* START Data section *
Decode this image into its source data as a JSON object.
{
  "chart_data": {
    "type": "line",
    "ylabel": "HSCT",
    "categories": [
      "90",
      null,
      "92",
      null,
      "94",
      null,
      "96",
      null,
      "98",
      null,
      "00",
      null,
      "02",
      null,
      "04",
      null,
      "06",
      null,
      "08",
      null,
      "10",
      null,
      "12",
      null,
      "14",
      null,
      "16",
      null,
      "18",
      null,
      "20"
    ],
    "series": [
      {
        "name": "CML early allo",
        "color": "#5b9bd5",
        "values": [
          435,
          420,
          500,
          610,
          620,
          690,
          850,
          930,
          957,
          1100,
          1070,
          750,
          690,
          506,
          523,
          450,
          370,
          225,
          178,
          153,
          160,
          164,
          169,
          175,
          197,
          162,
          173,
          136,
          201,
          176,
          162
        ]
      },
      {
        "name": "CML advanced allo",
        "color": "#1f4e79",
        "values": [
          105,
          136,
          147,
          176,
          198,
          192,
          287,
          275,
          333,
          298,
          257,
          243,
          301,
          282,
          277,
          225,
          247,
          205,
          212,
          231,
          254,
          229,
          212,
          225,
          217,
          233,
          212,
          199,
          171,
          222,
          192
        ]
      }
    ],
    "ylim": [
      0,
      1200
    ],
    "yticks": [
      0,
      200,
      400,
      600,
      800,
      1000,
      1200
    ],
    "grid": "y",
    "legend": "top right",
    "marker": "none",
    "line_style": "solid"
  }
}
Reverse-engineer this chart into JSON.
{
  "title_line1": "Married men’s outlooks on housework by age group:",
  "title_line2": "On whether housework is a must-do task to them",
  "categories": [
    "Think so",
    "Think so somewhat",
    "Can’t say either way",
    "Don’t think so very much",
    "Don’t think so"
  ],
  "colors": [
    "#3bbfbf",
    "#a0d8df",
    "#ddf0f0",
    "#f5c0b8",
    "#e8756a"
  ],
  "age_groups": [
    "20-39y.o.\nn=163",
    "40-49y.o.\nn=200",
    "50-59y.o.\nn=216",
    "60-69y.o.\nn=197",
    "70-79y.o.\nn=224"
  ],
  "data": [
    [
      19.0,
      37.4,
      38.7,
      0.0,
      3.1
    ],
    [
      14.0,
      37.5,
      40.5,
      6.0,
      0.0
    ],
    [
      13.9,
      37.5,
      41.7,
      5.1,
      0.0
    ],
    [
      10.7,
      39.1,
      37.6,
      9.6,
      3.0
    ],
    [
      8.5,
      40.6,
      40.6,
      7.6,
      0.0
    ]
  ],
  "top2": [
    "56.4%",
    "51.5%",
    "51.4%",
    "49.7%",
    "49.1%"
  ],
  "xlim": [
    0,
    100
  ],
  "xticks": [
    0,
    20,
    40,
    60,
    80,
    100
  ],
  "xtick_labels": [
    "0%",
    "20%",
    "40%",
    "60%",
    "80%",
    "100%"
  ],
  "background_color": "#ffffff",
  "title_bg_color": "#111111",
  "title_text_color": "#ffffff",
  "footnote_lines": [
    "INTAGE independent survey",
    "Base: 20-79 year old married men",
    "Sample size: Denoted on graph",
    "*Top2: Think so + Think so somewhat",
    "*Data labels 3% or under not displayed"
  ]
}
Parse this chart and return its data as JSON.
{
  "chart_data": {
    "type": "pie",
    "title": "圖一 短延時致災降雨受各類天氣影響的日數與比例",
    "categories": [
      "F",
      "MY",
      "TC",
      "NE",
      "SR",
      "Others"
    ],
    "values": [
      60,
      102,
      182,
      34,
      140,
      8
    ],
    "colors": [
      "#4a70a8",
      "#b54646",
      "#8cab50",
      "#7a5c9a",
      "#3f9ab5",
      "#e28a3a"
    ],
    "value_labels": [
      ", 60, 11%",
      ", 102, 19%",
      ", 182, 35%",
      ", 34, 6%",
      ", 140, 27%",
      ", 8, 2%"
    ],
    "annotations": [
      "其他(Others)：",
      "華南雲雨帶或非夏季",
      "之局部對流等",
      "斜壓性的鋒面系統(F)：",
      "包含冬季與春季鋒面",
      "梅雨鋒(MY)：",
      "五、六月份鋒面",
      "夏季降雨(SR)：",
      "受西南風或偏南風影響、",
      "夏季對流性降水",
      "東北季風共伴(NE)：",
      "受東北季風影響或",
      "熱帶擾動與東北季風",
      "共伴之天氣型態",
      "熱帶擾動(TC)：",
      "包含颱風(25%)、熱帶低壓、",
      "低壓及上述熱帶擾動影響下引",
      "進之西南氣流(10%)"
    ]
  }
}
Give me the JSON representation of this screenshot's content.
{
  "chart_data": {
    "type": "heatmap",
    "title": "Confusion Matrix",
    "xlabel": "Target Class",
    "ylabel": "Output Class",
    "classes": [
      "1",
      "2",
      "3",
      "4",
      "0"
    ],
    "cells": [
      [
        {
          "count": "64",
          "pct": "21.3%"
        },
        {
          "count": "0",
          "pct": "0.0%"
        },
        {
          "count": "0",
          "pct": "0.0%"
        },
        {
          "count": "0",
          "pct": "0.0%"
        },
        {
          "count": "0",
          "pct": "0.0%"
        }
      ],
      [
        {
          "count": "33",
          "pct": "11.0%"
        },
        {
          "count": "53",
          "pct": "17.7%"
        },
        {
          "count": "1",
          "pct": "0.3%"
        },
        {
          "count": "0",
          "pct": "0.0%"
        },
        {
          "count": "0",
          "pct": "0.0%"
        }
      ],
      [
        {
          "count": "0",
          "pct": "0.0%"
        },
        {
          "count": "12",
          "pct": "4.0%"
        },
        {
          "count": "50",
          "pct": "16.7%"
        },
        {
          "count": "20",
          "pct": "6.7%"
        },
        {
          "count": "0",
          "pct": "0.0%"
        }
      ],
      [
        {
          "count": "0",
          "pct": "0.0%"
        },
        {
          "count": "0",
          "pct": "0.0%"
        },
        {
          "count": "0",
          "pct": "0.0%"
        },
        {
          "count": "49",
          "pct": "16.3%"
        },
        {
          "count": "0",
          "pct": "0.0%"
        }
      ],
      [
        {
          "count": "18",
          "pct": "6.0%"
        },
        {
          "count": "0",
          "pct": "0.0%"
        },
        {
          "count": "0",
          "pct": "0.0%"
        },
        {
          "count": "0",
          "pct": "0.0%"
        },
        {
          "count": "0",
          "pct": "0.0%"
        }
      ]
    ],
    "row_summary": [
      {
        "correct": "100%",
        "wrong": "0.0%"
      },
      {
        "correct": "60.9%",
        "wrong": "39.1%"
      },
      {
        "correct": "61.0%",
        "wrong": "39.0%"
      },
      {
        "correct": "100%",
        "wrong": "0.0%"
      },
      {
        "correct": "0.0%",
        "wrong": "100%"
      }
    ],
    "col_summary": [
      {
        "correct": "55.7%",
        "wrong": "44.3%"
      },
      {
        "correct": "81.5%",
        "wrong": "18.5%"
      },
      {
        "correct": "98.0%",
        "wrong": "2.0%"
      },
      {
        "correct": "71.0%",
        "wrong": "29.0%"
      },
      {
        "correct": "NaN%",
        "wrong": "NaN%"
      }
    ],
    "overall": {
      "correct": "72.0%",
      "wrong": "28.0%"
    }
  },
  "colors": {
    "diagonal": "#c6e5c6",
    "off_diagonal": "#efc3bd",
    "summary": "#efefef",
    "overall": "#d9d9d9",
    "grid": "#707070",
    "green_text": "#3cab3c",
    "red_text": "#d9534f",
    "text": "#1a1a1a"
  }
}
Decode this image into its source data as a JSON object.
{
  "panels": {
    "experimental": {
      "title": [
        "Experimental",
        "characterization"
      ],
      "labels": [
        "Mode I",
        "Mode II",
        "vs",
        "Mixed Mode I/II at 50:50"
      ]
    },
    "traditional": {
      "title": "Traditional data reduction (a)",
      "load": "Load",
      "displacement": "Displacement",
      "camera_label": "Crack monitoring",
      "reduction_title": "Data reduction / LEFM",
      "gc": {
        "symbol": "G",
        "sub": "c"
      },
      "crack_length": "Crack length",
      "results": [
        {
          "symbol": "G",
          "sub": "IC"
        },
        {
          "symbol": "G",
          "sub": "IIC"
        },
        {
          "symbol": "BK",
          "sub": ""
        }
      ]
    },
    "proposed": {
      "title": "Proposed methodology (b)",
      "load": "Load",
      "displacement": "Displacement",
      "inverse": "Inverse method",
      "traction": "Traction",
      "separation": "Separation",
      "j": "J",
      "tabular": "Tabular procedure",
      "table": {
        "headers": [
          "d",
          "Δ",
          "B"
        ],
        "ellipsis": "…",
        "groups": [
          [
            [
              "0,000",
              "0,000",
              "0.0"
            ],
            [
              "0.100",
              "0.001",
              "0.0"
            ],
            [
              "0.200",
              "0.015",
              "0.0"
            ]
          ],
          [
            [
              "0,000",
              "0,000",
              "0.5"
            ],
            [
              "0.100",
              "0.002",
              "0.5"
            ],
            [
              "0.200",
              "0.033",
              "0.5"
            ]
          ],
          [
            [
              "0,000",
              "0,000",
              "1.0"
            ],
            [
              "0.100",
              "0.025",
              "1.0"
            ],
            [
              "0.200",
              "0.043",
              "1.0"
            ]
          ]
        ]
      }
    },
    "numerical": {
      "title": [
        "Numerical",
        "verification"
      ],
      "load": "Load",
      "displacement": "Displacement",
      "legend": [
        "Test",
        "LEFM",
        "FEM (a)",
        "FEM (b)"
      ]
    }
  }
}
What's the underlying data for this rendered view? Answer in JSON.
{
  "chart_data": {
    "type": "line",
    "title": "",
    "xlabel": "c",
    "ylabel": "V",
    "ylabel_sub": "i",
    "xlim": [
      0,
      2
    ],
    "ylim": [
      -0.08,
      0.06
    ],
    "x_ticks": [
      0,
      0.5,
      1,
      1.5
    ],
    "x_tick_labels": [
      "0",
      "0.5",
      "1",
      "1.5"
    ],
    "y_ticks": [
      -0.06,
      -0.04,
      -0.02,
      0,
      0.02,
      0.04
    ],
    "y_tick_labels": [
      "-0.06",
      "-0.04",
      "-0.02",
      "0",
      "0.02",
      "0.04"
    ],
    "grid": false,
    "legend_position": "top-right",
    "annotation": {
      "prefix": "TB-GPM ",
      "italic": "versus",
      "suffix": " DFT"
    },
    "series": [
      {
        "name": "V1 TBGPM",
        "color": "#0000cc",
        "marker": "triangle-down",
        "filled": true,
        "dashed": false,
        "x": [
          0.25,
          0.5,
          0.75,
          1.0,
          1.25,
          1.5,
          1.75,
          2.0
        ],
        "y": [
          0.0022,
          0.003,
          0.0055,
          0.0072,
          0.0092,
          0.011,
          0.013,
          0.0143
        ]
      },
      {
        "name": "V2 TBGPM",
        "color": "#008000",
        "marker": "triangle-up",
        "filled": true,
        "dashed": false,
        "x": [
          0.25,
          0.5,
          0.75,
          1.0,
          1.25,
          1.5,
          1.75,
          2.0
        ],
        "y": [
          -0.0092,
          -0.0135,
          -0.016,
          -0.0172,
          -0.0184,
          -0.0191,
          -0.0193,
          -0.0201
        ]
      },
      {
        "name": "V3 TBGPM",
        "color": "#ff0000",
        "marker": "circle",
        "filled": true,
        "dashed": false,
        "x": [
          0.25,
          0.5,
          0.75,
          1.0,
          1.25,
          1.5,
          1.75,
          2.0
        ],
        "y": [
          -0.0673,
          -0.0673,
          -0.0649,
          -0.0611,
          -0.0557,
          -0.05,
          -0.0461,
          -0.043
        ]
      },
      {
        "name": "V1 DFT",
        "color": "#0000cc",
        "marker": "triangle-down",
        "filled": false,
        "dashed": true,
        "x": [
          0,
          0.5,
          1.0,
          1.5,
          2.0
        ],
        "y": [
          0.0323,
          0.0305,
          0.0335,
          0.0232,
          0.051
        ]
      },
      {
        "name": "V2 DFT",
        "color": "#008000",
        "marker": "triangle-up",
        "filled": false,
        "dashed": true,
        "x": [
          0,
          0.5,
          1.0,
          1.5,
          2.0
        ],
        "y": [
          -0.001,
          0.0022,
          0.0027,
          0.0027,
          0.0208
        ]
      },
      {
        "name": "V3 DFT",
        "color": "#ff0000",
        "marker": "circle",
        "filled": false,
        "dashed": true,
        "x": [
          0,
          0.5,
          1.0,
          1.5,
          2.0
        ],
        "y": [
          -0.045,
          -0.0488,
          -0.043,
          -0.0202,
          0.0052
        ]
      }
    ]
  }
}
* END Data section *
Exercise objective:
Copy each line in the data that holds the word "type".

Response to the exercise:
    "type": "line",
    "type": "pie",
    "type": "heatmap",
    "type": "line",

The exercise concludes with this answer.